▸ **Task to complete**
Every record must be repeated exactly, with no omission.

▸ **Items**
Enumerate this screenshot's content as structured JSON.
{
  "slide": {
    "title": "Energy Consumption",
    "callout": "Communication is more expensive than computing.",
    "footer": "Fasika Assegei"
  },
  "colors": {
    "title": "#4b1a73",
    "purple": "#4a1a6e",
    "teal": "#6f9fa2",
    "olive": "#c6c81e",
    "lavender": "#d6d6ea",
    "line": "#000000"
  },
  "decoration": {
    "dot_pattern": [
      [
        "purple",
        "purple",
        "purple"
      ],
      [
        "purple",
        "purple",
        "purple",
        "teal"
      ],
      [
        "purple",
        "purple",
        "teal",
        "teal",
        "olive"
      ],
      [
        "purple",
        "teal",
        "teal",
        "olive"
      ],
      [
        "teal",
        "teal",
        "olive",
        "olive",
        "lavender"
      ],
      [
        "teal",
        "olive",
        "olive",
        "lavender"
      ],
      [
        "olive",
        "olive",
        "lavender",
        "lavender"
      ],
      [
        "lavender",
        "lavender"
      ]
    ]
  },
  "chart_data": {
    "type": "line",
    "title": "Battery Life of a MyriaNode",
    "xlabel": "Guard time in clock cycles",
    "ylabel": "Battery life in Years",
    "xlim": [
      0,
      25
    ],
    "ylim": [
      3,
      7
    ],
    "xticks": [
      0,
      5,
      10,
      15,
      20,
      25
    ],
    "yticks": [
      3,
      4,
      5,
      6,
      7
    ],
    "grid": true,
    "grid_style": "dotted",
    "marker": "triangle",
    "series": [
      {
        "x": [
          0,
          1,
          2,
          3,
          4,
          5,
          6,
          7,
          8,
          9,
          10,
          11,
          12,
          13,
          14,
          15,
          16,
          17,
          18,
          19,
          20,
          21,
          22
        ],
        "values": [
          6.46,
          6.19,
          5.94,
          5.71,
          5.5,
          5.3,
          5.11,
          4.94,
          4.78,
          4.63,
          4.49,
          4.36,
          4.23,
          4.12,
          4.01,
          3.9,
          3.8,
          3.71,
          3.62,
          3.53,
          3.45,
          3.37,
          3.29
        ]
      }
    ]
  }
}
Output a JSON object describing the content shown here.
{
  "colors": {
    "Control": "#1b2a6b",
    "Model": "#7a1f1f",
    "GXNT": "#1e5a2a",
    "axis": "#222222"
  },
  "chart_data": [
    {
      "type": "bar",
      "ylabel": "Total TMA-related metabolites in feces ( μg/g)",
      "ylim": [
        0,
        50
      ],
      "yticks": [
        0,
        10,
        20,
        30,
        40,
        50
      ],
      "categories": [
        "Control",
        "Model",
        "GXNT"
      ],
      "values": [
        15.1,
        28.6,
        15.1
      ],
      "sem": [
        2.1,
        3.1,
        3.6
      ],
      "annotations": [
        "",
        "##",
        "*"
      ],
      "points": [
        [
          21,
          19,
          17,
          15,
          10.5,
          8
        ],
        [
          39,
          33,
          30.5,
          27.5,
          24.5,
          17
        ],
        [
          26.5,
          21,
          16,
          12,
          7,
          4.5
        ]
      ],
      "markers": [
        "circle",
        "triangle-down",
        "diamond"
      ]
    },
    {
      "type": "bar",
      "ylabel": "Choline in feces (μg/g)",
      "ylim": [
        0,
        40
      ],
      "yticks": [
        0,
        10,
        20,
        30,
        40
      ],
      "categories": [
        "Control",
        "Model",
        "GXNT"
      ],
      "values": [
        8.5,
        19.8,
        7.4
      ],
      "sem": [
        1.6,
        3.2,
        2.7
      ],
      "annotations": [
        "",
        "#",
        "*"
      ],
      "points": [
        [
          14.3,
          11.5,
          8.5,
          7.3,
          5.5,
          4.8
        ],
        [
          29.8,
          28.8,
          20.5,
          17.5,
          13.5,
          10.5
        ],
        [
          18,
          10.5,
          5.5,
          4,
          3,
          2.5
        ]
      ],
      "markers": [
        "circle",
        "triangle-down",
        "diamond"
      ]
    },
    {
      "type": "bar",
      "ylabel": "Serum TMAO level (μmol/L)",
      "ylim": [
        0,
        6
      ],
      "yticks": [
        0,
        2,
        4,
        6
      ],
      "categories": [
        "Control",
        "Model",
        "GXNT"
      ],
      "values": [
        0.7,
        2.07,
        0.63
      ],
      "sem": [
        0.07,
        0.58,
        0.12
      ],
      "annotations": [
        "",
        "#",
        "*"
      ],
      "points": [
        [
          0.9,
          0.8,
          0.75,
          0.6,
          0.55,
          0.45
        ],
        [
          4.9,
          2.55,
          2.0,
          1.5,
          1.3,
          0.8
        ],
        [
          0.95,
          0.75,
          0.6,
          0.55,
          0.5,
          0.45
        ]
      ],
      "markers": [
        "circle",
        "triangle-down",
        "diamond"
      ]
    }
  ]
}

▸ **Exercise output**
Enumerate this screenshot's content as structured JSON.
{
  "slide": {
    "title": "Energy Consumption",
    "callout": "Communication is more expensive than computing.",
    "footer": "Fasika Assegei"
  },
  "colors": {
    "title": "#4b1a73",
    "purple": "#4a1a6e",
    "teal": "#6f9fa2",
    "olive": "#c6c81e",
    "lavender": "#d6d6ea",
    "line": "#000000"
  },
  "decoration": {
    "dot_pattern": [
      [
        "purple",
        "purple",
        "purple"
      ],
      [
        "purple",
        "purple",
        "purple",
        "teal"
      ],
      [
        "purple",
        "purple",
        "teal",
        "teal",
        "olive"
      ],
      [
        "purple",
        "teal",
        "teal",
        "olive"
      ],
      [
        "teal",
        "teal",
        "olive",
        "olive",
        "lavender"
      ],
      [
        "teal",
        "olive",
        "olive",
        "lavender"
      ],
      [
        "olive",
        "olive",
        "lavender",
        "lavender"
      ],
      [
        "lavender",
        "lavender"
      ]
    ]
  },
  "chart_data": {
    "type": "line",
    "title": "Battery Life of a MyriaNode",
    "xlabel": "Guard time in clock cycles",
    "ylabel": "Battery life in Years",
    "xlim": [
      0,
      25
    ],
    "ylim": [
      3,
      7
    ],
    "xticks": [
      0,
      5,
      10,
      15,
      20,
      25
    ],
    "yticks": [
      3,
      4,
      5,
      6,
      7
    ],
    "grid": true,
    "grid_style": "dotted",
    "marker": "triangle",
    "series": [
      {
        "x": [
          0,
          1,
          2,
          3,
          4,
          5,
          6,
          7,
          8,
          9,
          10,
          11,
          12,
          13,
          14,
          15,
          16,
          17,
          18,
          19,
          20,
          21,
          22
        ],
        "values": [
          6.46,
          6.19,
          5.94,
          5.71,
          5.5,
          5.3,
          5.11,
          4.94,
          4.78,
          4.63,
          4.49,
          4.36,
          4.23,
          4.12,
          4.01,
          3.9,
          3.8,
          3.71,
          3.62,
          3.53,
          3.45,
          3.37,
          3.29
        ]
      }
    ]
  }
}
Output a JSON object describing the content shown here.
{
  "colors": {
    "Control": "#1b2a6b",
    "Model": "#7a1f1f",
    "GXNT": "#1e5a2a",
    "axis": "#222222"
  },
  "chart_data": [
    {
      "type": "bar",
      "ylabel": "Total TMA-related metabolites in feces ( μg/g)",
      "ylim": [
        0,
        50
      ],
      "yticks": [
        0,
        10,
        20,
        30,
        40,
        50
      ],
      "categories": [
        "Control",
        "Model",
        "GXNT"
      ],
      "values": [
        15.1,
        28.6,
        15.1
      ],
      "sem": [
        2.1,
        3.1,
        3.6
      ],
      "annotations": [
        "",
        "##",
        "*"
      ],
      "points": [
        [
          21,
          19,
          17,
          15,
          10.5,
          8
        ],
        [
          39,
          33,
          30.5,
          27.5,
          24.5,
          17
        ],
        [
          26.5,
          21,
          16,
          12,
          7,
          4.5
        ]
      ],
      "markers": [
        "circle",
        "triangle-down",
        "diamond"
      ]
    },
    {
      "type": "bar",
      "ylabel": "Choline in feces (μg/g)",
      "ylim": [
        0,
        40
      ],
      "yticks": [
        0,
        10,
        20,
        30,
        40
      ],
      "categories": [
        "Control",
        "Model",
        "GXNT"
      ],
      "values": [
        8.5,
        19.8,
        7.4
      ],
      "sem": [
        1.6,
        3.2,
        2.7
      ],
      "annotations": [
        "",
        "#",
        "*"
      ],
      "points": [
        [
          14.3,
          11.5,
          8.5,
          7.3,
          5.5,
          4.8
        ],
        [
          29.8,
          28.8,
          20.5,
          17.5,
          13.5,
          10.5
        ],
        [
          18,
          10.5,
          5.5,
          4,
          3,
          2.5
        ]
      ],
      "markers": [
        "circle",
        "triangle-down",
        "diamond"
      ]
    },
    {
      "type": "bar",
      "ylabel": "Serum TMAO level (μmol/L)",
      "ylim": [
        0,
        6
      ],
      "yticks": [
        0,
        2,
        4,
        6
      ],
      "categories": [
        "Control",
        "Model",
        "GXNT"
      ],
      "values": [
        0.7,
        2.07,
        0.63
      ],
      "sem": [
        0.07,
        0.58,
        0.12
      ],
      "annotations": [
        "",
        "#",
        "*"
      ],
      "points": [
        [
          0.9,
          0.8,
          0.75,
          0.6,
          0.55,
          0.45
        ],
        [
          4.9,
          2.55,
          2.0,
          1.5,
          1.3,
          0.8
        ],
        [
          0.95,
          0.75,
          0.6,
          0.55,
          0.5,
          0.45
        ]
      ],
      "markers": [
        "circle",
        "triangle-down",
        "diamond"
      ]
    }
  ]
}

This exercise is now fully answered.